(Data records)
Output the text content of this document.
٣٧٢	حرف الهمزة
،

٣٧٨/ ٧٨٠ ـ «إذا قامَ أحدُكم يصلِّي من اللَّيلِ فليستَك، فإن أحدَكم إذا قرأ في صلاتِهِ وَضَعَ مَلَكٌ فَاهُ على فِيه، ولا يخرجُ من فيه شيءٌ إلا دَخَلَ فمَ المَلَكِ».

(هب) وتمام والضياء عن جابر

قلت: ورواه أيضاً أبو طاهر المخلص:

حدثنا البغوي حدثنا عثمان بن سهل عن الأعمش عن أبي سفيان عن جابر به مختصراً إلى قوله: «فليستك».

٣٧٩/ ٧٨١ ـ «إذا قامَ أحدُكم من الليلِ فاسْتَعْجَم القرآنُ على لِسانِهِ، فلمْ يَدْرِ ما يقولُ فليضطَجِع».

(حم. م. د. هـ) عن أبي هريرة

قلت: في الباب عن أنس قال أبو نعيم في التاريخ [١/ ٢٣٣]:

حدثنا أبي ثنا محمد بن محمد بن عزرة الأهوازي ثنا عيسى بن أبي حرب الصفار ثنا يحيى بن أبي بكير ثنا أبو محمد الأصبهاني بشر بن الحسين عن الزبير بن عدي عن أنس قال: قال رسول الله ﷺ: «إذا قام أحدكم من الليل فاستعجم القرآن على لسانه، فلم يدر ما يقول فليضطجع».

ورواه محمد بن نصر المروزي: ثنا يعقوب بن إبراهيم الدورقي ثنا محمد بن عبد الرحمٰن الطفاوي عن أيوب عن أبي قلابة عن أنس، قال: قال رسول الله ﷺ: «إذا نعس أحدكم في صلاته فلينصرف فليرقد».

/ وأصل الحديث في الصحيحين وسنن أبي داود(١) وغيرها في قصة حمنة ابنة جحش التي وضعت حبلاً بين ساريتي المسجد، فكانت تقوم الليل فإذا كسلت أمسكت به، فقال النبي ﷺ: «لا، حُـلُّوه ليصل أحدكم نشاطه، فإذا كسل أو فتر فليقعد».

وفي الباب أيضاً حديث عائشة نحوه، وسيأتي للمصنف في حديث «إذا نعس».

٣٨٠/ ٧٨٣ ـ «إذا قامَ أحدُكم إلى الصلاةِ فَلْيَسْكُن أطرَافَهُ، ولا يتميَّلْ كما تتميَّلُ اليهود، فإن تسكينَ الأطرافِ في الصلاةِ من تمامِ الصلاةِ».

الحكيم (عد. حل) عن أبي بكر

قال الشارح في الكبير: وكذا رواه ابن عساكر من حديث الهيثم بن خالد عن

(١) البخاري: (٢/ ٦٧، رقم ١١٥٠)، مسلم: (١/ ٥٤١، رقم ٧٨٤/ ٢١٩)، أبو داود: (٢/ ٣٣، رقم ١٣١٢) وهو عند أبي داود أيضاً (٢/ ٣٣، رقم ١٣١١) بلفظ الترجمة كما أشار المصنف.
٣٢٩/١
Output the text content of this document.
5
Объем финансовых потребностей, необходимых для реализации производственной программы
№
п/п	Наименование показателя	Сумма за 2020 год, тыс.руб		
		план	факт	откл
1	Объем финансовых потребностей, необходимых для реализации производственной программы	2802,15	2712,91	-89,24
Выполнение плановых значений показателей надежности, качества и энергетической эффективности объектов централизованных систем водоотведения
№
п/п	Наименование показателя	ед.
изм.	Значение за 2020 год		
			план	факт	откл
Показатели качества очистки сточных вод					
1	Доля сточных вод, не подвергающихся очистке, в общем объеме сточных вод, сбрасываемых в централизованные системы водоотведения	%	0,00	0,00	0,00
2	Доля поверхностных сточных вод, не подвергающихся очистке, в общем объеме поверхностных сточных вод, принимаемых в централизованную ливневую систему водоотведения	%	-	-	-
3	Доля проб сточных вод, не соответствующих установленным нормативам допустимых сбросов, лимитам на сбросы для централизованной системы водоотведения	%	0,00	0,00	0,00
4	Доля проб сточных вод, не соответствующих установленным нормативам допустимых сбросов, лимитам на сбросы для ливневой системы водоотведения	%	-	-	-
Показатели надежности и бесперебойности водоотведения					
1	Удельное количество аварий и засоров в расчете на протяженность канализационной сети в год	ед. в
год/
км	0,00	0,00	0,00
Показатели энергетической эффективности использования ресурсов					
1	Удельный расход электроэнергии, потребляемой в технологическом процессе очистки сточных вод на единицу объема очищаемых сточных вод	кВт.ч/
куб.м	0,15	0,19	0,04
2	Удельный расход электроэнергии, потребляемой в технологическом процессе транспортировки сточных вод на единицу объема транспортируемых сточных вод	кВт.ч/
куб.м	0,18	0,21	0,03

WORK REQUIRED: Repeat the listing above without any change.

WRITTEN ANSWER:
Output the text content of this document.
٣٧٢	حرف الهمزة
،

٣٧٨/ ٧٨٠ ـ «إذا قامَ أحدُكم يصلِّي من اللَّيلِ فليستَك، فإن أحدَكم إذا قرأ في صلاتِهِ وَضَعَ مَلَكٌ فَاهُ على فِيه، ولا يخرجُ من فيه شيءٌ إلا دَخَلَ فمَ المَلَكِ».

(هب) وتمام والضياء عن جابر

قلت: ورواه أيضاً أبو طاهر المخلص:

حدثنا البغوي حدثنا عثمان بن سهل عن الأعمش عن أبي سفيان عن جابر به مختصراً إلى قوله: «فليستك».

٣٧٩/ ٧٨١ ـ «إذا قامَ أحدُكم من الليلِ فاسْتَعْجَم القرآنُ على لِسانِهِ، فلمْ يَدْرِ ما يقولُ فليضطَجِع».

(حم. م. د. هـ) عن أبي هريرة

قلت: في الباب عن أنس قال أبو نعيم في التاريخ [١/ ٢٣٣]:

حدثنا أبي ثنا محمد بن محمد بن عزرة الأهوازي ثنا عيسى بن أبي حرب الصفار ثنا يحيى بن أبي بكير ثنا أبو محمد الأصبهاني بشر بن الحسين عن الزبير بن عدي عن أنس قال: قال رسول الله ﷺ: «إذا قام أحدكم من الليل فاستعجم القرآن على لسانه، فلم يدر ما يقول فليضطجع».

ورواه محمد بن نصر المروزي: ثنا يعقوب بن إبراهيم الدورقي ثنا محمد بن عبد الرحمٰن الطفاوي عن أيوب عن أبي قلابة عن أنس، قال: قال رسول الله ﷺ: «إذا نعس أحدكم في صلاته فلينصرف فليرقد».

/ وأصل الحديث في الصحيحين وسنن أبي داود(١) وغيرها في قصة حمنة ابنة جحش التي وضعت حبلاً بين ساريتي المسجد، فكانت تقوم الليل فإذا كسلت أمسكت به، فقال النبي ﷺ: «لا، حُـلُّوه ليصل أحدكم نشاطه، فإذا كسل أو فتر فليقعد».

وفي الباب أيضاً حديث عائشة نحوه، وسيأتي للمصنف في حديث «إذا نعس».

٣٨٠/ ٧٨٣ ـ «إذا قامَ أحدُكم إلى الصلاةِ فَلْيَسْكُن أطرَافَهُ، ولا يتميَّلْ كما تتميَّلُ اليهود، فإن تسكينَ الأطرافِ في الصلاةِ من تمامِ الصلاةِ».

الحكيم (عد. حل) عن أبي بكر

قال الشارح في الكبير: وكذا رواه ابن عساكر من حديث الهيثم بن خالد عن

(١) البخاري: (٢/ ٦٧، رقم ١١٥٠)، مسلم: (١/ ٥٤١، رقم ٧٨٤/ ٢١٩)، أبو داود: (٢/ ٣٣، رقم ١٣١٢) وهو عند أبي داود أيضاً (٢/ ٣٣، رقم ١٣١١) بلفظ الترجمة كما أشار المصنف.
٣٢٩/١
Output the text content of this document.
5
Объем финансовых потребностей, необходимых для реализации производственной программы
№
п/п	Наименование показателя	Сумма за 2020 год, тыс.руб		
		план	факт	откл
1	Объем финансовых потребностей, необходимых для реализации производственной программы	2802,15	2712,91	-89,24
Выполнение плановых значений показателей надежности, качества и энергетической эффективности объектов централизованных систем водоотведения
№
п/п	Наименование показателя	ед.
изм.	Значение за 2020 год		
			план	факт	откл
Показатели качества очистки сточных вод					
1	Доля сточных вод, не подвергающихся очистке, в общем объеме сточных вод, сбрасываемых в централизованные системы водоотведения	%	0,00	0,00	0,00
2	Доля поверхностных сточных вод, не подвергающихся очистке, в общем объеме поверхностных сточных вод, принимаемых в централизованную ливневую систему водоотведения	%	-	-	-
3	Доля проб сточных вод, не соответствующих установленным нормативам допустимых сбросов, лимитам на сбросы для централизованной системы водоотведения	%	0,00	0,00	0,00
4	Доля проб сточных вод, не соответствующих установленным нормативам допустимых сбросов, лимитам на сбросы для ливневой системы водоотведения	%	-	-	-
Показатели надежности и бесперебойности водоотведения					
1	Удельное количество аварий и засоров в расчете на протяженность канализационной сети в год	ед. в
год/
км	0,00	0,00	0,00
Показатели энергетической эффективности использования ресурсов					
1	Удельный расход электроэнергии, потребляемой в технологическом процессе очистки сточных вод на единицу объема очищаемых сточных вод	кВт.ч/
куб.м	0,15	0,19	0,04
2	Удельный расход электроэнергии, потребляемой в технологическом процессе транспортировки сточных вод на единицу объема транспортируемых сточных вод	кВт.ч/
куб.м	0,18	0,21	0,03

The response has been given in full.